• УСЛОВИЯ УПРАЖНЕНИЯ:
1. Выпишите из отрывка о переписке Достоевского фрагмент между словами «Всегдашний и искренний» и «Михайлович вскрыл конверт.» включительно.
2. Ответьте по отрывку о переписке Достоевского:
(а) Откуда пришла весть от Павла Михайловича?
(б) Какими словами подписано письмо Ф. Достоевского?
(в) Что помешало Павлу Михайловичу быть на городском обеде?
3. Продолжите отрывок о переписке Достоевского, начиная сразу после последнего приведенного предложения.

• ИСХОДНЫЙ ТЕКСТ:

А теперь примите уверение в самых искренних и теплых чувствах моих к вам и в самом глубочайшем уважении, которое я когда-либо имел счастье ощущать к кому-либо из людей.

Всегдашний и искренний ваш почитатель

Ф. Достоевский».

На следующий день пришла весть от Павла Михайловича, из Толмачей. Федор Михайлович вскрыл конверт.

«…Несколько раз собирался я прийти к вам в Петербурге, — читал он, — благодарить за портрет и за высокое удовольствие и душевную пользу, получаемые из сочинений ваших, но боялся беспокоить и мешать вам. Здесь мне помешала болезнь быть на городском обеде; на втором же чуть пришлось пожать вам руку, так как я спешил уйти, боясь вновь простудиться.

• ПРЕДОСТАВЛЕННЫЕ ЗАПИСИ:
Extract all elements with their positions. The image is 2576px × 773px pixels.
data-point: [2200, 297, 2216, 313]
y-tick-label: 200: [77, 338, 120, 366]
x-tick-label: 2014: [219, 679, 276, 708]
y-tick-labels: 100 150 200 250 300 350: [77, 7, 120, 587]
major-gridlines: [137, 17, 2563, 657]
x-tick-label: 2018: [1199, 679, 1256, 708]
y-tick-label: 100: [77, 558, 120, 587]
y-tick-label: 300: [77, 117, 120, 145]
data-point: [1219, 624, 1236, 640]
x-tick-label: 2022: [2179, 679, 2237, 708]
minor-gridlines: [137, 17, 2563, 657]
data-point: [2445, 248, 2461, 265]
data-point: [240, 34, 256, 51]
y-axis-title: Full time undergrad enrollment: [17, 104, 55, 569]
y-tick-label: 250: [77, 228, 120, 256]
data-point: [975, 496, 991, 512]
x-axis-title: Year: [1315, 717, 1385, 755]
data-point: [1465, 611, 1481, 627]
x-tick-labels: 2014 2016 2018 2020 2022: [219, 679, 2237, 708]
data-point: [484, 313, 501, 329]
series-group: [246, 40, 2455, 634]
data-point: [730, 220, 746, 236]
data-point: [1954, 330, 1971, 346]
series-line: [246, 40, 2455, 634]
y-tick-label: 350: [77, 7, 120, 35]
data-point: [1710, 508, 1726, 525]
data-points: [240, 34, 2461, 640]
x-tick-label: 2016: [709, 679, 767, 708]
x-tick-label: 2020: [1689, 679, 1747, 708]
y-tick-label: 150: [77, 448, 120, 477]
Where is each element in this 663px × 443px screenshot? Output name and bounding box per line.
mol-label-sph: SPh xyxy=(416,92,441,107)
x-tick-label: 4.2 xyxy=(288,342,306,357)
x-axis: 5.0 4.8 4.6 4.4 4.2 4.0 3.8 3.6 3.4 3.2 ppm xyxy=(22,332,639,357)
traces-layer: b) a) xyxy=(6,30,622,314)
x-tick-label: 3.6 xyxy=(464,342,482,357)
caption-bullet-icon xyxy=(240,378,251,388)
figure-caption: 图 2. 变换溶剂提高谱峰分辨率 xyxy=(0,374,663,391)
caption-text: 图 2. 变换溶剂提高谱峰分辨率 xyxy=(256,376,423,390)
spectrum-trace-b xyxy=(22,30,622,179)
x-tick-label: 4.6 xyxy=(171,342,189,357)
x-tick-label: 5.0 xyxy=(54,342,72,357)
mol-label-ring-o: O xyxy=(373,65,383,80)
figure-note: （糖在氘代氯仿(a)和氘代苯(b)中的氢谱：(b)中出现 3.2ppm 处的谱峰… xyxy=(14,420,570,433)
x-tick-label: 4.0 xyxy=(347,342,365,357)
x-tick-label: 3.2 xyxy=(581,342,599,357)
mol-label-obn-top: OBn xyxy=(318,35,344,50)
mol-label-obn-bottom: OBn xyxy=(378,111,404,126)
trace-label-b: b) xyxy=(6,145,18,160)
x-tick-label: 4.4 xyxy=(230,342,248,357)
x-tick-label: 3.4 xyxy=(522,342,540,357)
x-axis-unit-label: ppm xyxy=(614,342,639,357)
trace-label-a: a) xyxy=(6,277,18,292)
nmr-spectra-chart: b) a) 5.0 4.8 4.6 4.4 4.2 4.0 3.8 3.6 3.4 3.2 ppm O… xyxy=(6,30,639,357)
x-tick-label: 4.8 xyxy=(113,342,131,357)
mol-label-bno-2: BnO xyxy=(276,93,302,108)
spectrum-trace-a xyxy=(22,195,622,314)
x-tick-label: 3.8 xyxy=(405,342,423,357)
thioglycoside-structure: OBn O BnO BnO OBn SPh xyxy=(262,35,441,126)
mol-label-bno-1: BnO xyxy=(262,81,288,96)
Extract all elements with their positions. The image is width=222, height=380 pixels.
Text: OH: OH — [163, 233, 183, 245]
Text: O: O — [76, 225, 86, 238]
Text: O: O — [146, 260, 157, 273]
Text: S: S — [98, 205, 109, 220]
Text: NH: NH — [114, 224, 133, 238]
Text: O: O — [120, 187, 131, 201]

• ОТВЕТЫ ПО ЗАДАНИЯМ:
1.
Всегдашний и искренний ваш почитатель

Ф. Достоевский».

На следующий день пришла весть от Павла Михайловича, из Толмачей. Федор Михайлович вскрыл конверт.

2.
(а) Из Толмачей.
(б) «Всегдашний и искренний ваш почитатель Ф. Достоевский».
(в) Болезнь.

3.
Ваше торжество 8 июня было для меня сердечным праздником. Это лучшее украшение Пушкинского праздника. Это событие — как верно выразился И. С. Аксаков. Сегодня я пришел в гостиницу выразить вам глубокую благодарность и за 8 июня, и за все прежнее, но вы уехали в Старую Руссу, как мне сказали там. И вот я вслед за вами шлю и благодарность, и поклон, и добрые желанья — мои и жены моей. Будьте здоровы, глубокоуважаемый Федор Михайлович, — вот чего мы более всего желаем вам.

Искренне преданный вам П. Третьяков.

10 июня 1880 года Москва».

Федор Михайлович не задержал с ответом.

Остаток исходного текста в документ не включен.